::: Given entries

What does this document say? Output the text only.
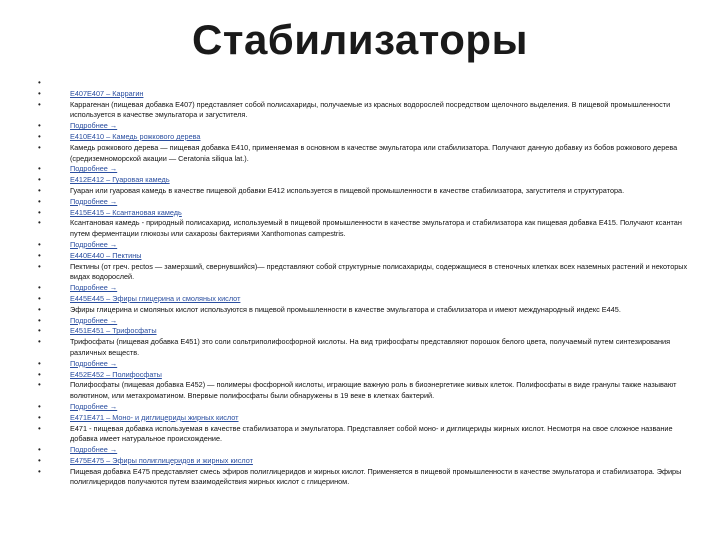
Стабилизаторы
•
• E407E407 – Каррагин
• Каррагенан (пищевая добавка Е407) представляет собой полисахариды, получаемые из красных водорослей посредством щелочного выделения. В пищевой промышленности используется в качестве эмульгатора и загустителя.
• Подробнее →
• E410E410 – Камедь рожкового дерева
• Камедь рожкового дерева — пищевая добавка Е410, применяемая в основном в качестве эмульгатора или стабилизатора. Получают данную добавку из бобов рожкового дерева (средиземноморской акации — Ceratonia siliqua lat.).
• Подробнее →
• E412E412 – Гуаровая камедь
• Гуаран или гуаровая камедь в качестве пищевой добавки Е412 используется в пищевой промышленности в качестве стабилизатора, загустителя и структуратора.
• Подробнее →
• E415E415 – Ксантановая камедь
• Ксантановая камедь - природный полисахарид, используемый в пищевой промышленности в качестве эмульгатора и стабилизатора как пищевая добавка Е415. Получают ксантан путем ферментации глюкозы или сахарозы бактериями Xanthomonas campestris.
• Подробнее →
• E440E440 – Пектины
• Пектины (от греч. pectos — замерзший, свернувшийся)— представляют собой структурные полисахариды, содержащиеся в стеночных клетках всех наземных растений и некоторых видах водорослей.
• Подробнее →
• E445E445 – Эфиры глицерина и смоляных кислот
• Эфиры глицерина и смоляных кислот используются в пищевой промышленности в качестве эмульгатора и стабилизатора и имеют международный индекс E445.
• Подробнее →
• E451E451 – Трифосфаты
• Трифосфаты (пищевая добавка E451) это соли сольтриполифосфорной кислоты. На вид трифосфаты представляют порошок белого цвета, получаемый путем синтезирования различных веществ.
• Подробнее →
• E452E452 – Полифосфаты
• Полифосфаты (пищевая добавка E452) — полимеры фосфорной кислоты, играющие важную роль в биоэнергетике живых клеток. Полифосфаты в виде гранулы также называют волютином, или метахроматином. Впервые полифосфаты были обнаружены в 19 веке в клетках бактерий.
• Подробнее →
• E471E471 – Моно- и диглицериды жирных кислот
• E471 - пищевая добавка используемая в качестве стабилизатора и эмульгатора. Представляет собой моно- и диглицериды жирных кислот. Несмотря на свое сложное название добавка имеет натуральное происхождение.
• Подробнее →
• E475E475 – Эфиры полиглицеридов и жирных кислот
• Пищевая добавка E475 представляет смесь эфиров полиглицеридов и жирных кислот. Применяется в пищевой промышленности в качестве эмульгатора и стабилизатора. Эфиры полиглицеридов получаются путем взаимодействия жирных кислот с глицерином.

::::::

__Requirements__.
Using the material above, retype each entry exactly and omit the pictures.

__Task solution__.
What does this document say? Output the text only.
Стабилизаторы
•
• E407E407 – Каррагин
• Каррагенан (пищевая добавка Е407) представляет собой полисахариды, получаемые из красных водорослей посредством щелочного выделения. В пищевой промышленности используется в качестве эмульгатора и загустителя.
• Подробнее →
• E410E410 – Камедь рожкового дерева
• Камедь рожкового дерева — пищевая добавка Е410, применяемая в основном в качестве эмульгатора или стабилизатора. Получают данную добавку из бобов рожкового дерева (средиземноморской акации — Ceratonia siliqua lat.).
• Подробнее →
• E412E412 – Гуаровая камедь
• Гуаран или гуаровая камедь в качестве пищевой добавки Е412 используется в пищевой промышленности в качестве стабилизатора, загустителя и структуратора.
• Подробнее →
• E415E415 – Ксантановая камедь
• Ксантановая камедь - природный полисахарид, используемый в пищевой промышленности в качестве эмульгатора и стабилизатора как пищевая добавка Е415. Получают ксантан путем ферментации глюкозы или сахарозы бактериями Xanthomonas campestris.
• Подробнее →
• E440E440 – Пектины
• Пектины (от греч. pectos — замерзший, свернувшийся)— представляют собой структурные полисахариды, содержащиеся в стеночных клетках всех наземных растений и некоторых видах водорослей.
• Подробнее →
• E445E445 – Эфиры глицерина и смоляных кислот
• Эфиры глицерина и смоляных кислот используются в пищевой промышленности в качестве эмульгатора и стабилизатора и имеют международный индекс E445.
• Подробнее →
• E451E451 – Трифосфаты
• Трифосфаты (пищевая добавка E451) это соли сольтриполифосфорной кислоты. На вид трифосфаты представляют порошок белого цвета, получаемый путем синтезирования различных веществ.
• Подробнее →
• E452E452 – Полифосфаты
• Полифосфаты (пищевая добавка E452) — полимеры фосфорной кислоты, играющие важную роль в биоэнергетике живых клеток. Полифосфаты в виде гранулы также называют волютином, или метахроматином. Впервые полифосфаты были обнаружены в 19 веке в клетках бактерий.
• Подробнее →
• E471E471 – Моно- и диглицериды жирных кислот
• E471 - пищевая добавка используемая в качестве стабилизатора и эмульгатора. Представляет собой моно- и диглицериды жирных кислот. Несмотря на свое сложное название добавка имеет натуральное происхождение.
• Подробнее →
• E475E475 – Эфиры полиглицеридов и жирных кислот
• Пищевая добавка E475 представляет смесь эфиров полиглицеридов и жирных кислот. Применяется в пищевой промышленности в качестве эмульгатора и стабилизатора. Эфиры полиглицеридов получаются путем взаимодействия жирных кислот с глицерином.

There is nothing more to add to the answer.